═════ Task input
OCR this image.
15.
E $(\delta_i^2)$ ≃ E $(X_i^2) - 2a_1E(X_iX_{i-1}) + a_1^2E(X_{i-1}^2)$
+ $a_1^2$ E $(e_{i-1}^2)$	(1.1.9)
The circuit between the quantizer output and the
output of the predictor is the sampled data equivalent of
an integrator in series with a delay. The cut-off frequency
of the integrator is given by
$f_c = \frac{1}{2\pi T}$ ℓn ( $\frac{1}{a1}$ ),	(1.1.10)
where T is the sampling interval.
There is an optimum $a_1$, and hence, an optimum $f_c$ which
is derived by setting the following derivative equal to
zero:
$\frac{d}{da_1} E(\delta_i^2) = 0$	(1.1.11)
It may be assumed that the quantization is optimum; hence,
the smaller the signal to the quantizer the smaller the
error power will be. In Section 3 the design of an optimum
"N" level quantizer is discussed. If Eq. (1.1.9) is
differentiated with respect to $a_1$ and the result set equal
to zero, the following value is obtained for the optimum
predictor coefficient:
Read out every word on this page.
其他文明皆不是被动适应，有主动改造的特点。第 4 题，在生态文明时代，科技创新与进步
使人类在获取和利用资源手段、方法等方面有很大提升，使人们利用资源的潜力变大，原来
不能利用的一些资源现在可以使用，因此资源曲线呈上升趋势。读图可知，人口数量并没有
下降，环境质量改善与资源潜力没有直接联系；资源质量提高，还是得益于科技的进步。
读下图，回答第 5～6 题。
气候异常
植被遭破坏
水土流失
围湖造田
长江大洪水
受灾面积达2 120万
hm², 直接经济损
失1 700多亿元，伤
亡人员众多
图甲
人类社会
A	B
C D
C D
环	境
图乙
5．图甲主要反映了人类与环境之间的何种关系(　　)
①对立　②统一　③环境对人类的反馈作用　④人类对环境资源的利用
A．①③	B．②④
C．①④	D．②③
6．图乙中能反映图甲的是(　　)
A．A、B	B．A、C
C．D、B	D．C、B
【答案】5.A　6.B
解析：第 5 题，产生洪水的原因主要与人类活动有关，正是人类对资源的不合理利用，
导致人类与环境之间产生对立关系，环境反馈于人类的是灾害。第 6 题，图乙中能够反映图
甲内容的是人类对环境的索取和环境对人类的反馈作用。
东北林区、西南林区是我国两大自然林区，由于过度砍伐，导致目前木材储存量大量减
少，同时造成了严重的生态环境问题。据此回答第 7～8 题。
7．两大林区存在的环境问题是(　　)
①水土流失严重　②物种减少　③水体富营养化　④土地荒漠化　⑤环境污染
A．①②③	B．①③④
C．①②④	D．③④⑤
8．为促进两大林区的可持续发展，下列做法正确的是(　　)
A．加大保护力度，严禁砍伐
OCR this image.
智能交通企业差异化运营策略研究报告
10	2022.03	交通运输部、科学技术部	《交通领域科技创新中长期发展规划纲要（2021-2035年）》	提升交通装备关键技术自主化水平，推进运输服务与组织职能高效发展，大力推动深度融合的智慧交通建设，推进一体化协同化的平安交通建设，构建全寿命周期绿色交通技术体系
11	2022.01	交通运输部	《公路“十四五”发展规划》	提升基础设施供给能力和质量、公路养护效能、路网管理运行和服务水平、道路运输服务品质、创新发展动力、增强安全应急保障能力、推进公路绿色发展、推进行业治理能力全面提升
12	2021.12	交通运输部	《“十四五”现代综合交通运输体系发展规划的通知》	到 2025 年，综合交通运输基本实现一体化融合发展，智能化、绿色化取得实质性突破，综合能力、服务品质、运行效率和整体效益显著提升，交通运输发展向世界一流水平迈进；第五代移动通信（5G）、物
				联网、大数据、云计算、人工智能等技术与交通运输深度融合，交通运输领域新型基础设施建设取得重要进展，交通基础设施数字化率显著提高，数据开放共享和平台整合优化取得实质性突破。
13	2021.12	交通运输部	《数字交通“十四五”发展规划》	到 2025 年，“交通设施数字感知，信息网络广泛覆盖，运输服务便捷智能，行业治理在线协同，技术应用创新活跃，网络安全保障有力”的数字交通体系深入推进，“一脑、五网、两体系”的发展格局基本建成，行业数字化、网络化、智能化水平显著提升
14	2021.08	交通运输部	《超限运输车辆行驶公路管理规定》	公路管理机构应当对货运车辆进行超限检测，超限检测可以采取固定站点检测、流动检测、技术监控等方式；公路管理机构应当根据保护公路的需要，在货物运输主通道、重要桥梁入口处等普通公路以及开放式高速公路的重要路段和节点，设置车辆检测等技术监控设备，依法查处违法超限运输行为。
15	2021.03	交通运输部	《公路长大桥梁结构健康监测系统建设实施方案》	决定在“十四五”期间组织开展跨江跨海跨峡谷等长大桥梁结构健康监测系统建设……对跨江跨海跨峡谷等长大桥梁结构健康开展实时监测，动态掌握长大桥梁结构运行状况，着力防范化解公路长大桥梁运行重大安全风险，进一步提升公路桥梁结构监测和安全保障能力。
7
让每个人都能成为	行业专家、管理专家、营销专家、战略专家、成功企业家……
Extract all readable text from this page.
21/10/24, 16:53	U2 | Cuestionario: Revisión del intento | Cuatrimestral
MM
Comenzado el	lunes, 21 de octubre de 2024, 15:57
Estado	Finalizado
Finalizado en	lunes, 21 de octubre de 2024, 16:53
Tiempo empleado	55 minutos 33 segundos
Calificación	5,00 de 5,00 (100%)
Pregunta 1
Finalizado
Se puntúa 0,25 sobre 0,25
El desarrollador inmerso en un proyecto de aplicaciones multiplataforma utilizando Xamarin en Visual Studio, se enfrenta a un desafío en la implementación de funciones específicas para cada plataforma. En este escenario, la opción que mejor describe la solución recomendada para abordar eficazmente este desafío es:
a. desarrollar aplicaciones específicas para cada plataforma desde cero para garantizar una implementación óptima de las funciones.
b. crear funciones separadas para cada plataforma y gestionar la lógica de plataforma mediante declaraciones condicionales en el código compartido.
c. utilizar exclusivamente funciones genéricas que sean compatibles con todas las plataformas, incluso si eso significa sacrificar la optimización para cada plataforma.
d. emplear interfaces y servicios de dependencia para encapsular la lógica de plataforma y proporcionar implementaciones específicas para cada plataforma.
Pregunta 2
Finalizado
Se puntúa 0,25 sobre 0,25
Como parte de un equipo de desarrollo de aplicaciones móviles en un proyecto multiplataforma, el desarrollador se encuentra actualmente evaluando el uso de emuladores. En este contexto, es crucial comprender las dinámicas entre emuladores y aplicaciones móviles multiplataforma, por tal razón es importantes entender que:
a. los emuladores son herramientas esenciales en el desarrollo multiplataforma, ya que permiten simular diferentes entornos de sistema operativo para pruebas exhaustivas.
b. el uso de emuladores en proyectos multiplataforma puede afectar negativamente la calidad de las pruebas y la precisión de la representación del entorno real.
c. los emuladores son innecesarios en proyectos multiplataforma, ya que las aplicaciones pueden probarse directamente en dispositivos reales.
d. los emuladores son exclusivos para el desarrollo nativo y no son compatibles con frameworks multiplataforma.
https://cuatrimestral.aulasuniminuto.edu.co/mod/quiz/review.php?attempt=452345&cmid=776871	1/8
══════════
- **Task prompt**: Looking at the records above, count the lines where the word "predictor" appears. State only the number.

- **Finished answer**: 2